* STORED ROWS:
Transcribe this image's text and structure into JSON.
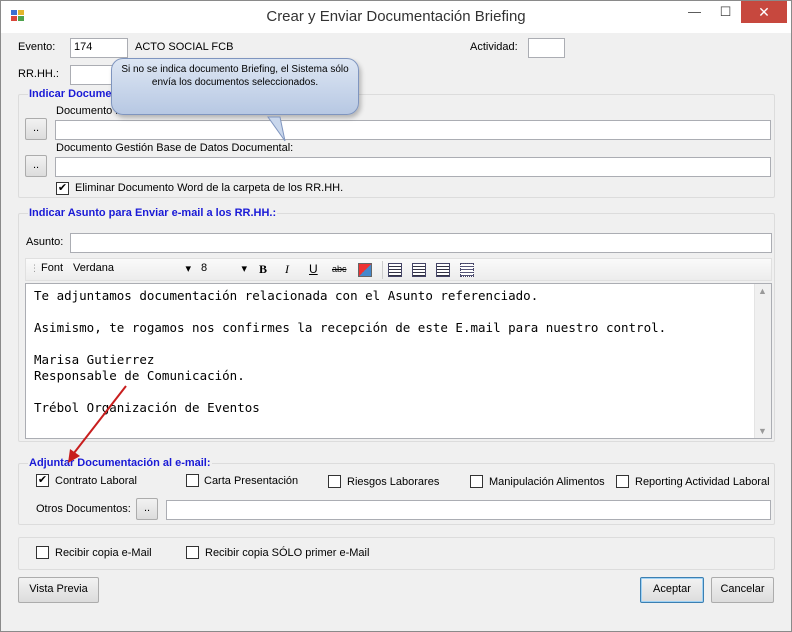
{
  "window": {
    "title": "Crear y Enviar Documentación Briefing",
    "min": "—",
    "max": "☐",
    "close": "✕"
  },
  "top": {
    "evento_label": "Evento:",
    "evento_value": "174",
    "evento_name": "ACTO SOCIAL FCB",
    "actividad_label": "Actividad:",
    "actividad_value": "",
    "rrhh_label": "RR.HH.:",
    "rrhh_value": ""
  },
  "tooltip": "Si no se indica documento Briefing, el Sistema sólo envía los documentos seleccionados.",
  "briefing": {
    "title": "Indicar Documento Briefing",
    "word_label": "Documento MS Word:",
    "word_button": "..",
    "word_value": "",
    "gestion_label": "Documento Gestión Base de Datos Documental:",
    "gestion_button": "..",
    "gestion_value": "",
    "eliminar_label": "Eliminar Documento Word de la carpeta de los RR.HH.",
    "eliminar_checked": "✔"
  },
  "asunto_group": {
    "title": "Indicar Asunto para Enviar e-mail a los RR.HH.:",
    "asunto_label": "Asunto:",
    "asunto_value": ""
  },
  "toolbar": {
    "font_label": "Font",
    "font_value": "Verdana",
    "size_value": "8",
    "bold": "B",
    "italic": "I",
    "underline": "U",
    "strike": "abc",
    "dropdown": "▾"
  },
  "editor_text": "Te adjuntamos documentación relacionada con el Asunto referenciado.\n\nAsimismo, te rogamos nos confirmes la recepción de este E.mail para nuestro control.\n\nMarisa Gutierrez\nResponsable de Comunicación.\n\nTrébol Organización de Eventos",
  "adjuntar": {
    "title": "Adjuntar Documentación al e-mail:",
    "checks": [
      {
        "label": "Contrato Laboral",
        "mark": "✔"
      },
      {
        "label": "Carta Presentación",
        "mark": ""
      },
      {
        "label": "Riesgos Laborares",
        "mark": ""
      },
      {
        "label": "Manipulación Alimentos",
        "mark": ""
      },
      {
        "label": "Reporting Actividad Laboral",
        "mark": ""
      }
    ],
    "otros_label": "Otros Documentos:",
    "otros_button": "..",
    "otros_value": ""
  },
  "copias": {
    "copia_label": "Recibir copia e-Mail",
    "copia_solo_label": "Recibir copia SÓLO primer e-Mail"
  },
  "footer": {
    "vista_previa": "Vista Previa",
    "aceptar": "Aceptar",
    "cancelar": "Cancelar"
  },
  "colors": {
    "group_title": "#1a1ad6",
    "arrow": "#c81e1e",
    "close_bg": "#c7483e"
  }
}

--

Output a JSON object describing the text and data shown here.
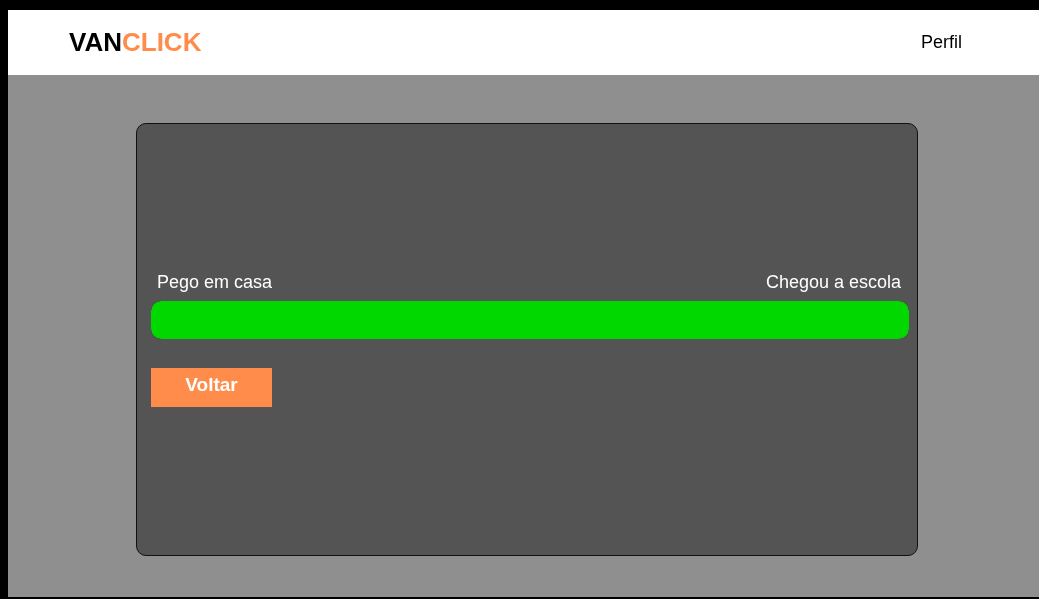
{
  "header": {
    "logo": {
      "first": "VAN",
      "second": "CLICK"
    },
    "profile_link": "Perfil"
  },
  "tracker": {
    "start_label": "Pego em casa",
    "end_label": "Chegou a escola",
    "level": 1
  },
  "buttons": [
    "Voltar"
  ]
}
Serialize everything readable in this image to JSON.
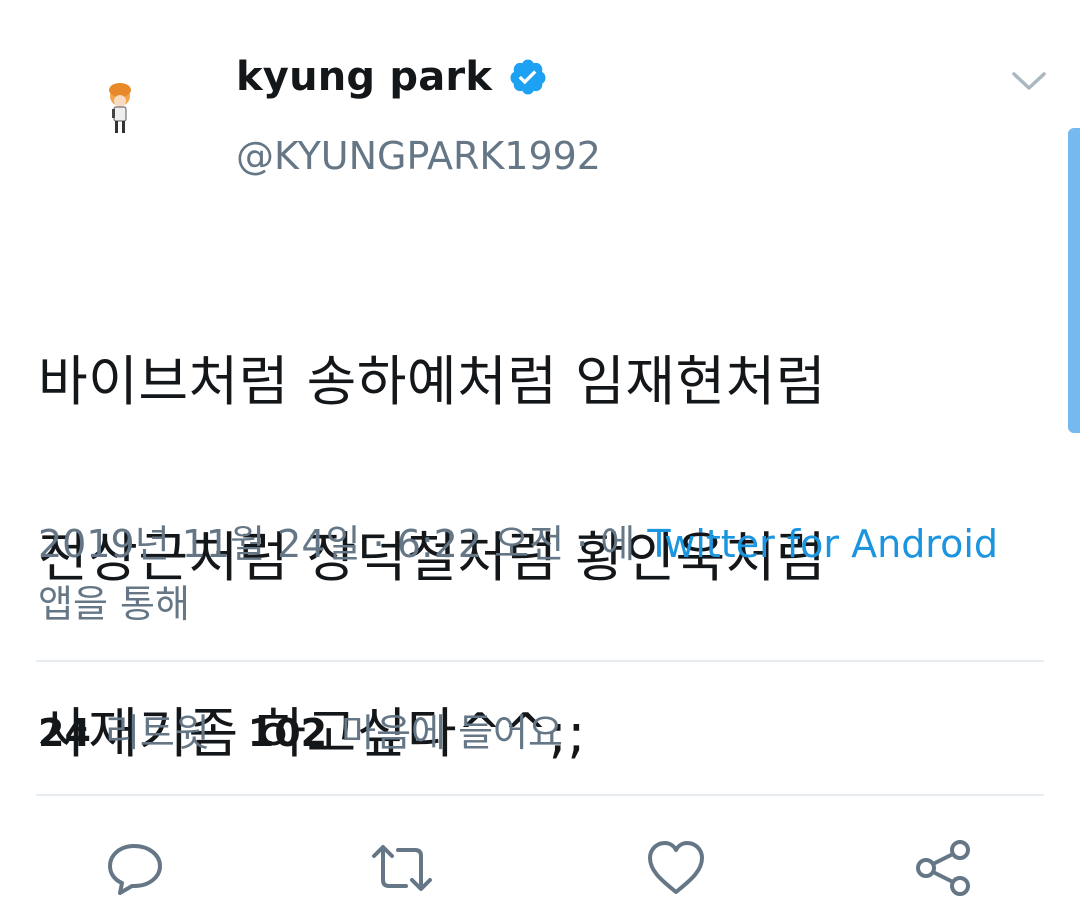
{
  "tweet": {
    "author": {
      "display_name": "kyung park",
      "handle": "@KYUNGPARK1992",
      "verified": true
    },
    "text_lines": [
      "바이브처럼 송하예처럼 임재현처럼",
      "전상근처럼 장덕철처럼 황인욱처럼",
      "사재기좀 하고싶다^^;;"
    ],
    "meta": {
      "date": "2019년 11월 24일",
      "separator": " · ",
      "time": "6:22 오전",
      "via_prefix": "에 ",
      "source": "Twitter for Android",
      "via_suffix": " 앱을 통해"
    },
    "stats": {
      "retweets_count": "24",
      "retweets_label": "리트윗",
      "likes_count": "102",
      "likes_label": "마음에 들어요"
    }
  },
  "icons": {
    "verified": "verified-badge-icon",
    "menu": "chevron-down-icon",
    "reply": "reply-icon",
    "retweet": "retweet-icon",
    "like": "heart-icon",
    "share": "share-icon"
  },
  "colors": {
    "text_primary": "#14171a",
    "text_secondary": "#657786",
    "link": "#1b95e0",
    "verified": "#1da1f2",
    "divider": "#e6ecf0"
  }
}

--

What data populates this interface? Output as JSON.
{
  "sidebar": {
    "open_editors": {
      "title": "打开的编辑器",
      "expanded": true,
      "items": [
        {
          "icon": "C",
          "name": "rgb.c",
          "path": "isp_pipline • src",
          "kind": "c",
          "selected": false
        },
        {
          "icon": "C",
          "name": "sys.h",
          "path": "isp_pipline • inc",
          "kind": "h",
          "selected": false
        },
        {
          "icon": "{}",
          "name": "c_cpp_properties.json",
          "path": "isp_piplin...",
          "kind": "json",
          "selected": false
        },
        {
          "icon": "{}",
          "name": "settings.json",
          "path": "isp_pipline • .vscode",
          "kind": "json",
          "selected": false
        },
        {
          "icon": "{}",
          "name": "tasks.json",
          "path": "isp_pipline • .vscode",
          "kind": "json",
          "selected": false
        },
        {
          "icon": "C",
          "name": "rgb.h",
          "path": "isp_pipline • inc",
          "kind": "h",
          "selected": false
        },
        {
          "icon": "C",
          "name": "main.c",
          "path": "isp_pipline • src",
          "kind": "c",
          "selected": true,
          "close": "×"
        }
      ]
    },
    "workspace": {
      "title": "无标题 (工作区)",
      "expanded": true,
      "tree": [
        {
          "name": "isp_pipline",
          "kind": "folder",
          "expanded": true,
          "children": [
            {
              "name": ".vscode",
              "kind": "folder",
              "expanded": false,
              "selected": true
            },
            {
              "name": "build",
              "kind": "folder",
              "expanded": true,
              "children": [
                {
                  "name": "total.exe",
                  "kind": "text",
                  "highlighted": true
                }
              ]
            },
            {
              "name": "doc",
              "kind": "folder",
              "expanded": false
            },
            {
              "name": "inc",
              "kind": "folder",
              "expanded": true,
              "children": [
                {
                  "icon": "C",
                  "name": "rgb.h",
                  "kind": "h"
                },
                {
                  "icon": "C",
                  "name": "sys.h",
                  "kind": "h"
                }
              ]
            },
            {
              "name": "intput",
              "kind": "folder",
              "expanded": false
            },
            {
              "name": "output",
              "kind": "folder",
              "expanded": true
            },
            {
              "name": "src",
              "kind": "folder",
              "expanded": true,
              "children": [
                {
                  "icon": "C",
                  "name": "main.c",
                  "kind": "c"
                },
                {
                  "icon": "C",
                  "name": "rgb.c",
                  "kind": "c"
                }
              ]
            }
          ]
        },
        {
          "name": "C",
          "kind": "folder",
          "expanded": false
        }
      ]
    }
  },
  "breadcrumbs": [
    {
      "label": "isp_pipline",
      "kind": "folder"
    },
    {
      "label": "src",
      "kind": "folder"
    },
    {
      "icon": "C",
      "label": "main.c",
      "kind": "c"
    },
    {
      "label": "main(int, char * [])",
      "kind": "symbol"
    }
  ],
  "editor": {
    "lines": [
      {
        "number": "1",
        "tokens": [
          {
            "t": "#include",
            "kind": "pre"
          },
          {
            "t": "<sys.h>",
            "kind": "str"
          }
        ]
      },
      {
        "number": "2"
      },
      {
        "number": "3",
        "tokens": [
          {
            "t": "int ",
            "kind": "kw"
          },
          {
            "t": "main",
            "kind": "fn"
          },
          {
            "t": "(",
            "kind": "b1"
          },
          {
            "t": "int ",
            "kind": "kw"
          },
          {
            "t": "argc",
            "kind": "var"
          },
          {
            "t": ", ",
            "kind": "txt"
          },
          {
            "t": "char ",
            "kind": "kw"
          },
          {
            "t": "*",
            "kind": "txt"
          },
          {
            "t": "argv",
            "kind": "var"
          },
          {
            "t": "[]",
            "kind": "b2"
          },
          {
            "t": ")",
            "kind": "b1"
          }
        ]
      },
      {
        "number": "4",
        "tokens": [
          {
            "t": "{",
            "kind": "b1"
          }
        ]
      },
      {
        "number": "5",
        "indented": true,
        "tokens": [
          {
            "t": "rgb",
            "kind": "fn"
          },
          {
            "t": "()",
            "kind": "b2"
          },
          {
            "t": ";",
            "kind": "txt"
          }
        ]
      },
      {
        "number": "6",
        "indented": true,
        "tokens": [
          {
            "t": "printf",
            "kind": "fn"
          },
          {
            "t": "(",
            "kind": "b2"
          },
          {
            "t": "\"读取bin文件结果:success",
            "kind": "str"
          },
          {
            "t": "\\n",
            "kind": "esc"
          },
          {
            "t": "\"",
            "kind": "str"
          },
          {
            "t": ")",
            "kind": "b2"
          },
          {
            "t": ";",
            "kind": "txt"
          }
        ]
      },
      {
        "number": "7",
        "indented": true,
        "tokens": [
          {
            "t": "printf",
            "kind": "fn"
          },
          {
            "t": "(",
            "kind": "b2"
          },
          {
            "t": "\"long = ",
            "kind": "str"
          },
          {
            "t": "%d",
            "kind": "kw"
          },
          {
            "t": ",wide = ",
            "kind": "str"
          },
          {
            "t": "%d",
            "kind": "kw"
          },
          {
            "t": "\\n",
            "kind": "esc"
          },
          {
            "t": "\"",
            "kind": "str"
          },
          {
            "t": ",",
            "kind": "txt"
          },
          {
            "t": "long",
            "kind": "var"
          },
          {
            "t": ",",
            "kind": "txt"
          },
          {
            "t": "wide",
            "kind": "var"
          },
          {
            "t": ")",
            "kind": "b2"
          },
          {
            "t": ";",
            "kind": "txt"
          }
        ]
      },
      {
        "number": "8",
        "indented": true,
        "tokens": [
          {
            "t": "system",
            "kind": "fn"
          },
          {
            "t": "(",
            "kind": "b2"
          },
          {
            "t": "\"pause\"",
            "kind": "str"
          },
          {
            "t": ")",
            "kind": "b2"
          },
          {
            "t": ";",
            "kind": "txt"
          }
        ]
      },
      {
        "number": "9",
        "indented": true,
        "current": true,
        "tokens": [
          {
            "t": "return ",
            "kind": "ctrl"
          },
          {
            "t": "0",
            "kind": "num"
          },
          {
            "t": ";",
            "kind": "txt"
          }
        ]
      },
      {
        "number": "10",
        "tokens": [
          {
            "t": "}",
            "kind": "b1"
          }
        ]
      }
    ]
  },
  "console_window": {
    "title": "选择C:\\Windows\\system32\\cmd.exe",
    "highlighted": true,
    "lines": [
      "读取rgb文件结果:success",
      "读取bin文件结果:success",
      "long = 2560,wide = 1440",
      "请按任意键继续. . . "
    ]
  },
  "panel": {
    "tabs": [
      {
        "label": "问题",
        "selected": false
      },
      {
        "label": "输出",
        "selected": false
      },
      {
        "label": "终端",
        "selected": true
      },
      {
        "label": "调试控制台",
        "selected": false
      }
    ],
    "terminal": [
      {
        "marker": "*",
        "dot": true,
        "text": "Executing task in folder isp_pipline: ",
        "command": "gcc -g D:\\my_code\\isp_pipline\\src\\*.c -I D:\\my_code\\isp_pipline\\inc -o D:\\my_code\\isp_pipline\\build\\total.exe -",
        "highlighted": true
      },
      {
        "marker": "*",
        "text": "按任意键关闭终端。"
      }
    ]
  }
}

* WHAT NEEDS TO BE DONE:
For each line of the entries that includes "success", show that line.

* THE SOLUTION:
            "t": "\"读取bin文件结果:success",
      "读取rgb文件结果:success",
      "读取bin文件结果:success",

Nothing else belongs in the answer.